* Exercise brief: Copy out the data below verbatim.

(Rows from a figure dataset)
○ ○ ○

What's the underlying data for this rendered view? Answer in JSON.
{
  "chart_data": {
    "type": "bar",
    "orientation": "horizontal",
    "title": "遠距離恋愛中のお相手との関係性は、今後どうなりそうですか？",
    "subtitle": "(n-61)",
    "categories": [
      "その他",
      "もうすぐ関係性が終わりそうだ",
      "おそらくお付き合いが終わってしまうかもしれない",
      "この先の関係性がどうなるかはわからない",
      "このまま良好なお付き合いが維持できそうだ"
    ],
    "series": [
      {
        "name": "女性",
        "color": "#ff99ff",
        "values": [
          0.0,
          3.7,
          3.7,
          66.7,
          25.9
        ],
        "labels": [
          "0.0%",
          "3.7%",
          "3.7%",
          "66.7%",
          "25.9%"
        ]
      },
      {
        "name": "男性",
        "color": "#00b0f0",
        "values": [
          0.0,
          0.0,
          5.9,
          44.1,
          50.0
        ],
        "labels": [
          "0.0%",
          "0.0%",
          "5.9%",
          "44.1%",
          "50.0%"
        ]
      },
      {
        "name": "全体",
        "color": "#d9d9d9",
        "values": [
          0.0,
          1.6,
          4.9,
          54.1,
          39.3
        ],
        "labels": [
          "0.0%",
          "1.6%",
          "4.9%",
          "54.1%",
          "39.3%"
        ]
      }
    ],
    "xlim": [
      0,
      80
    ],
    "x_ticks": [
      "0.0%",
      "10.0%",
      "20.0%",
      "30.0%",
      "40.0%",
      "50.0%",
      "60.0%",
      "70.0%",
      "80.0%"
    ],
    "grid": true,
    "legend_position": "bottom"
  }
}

○ ○ ○

* Exercise solution:
What's the underlying data for this rendered view? Answer in JSON.
{
  "chart_data": {
    "type": "bar",
    "orientation": "horizontal",
    "title": "遠距離恋愛中のお相手との関係性は、今後どうなりそうですか？",
    "subtitle": "(n-61)",
    "categories": [
      "その他",
      "もうすぐ関係性が終わりそうだ",
      "おそらくお付き合いが終わってしまうかもしれない",
      "この先の関係性がどうなるかはわからない",
      "このまま良好なお付き合いが維持できそうだ"
    ],
    "series": [
      {
        "name": "女性",
        "color": "#ff99ff",
        "values": [
          0.0,
          3.7,
          3.7,
          66.7,
          25.9
        ],
        "labels": [
          "0.0%",
          "3.7%",
          "3.7%",
          "66.7%",
          "25.9%"
        ]
      },
      {
        "name": "男性",
        "color": "#00b0f0",
        "values": [
          0.0,
          0.0,
          5.9,
          44.1,
          50.0
        ],
        "labels": [
          "0.0%",
          "0.0%",
          "5.9%",
          "44.1%",
          "50.0%"
        ]
      },
      {
        "name": "全体",
        "color": "#d9d9d9",
        "values": [
          0.0,
          1.6,
          4.9,
          54.1,
          39.3
        ],
        "labels": [
          "0.0%",
          "1.6%",
          "4.9%",
          "54.1%",
          "39.3%"
        ]
      }
    ],
    "xlim": [
      0,
      80
    ],
    "x_ticks": [
      "0.0%",
      "10.0%",
      "20.0%",
      "30.0%",
      "40.0%",
      "50.0%",
      "60.0%",
      "70.0%",
      "80.0%"
    ],
    "grid": true,
    "legend_position": "bottom"
  }
}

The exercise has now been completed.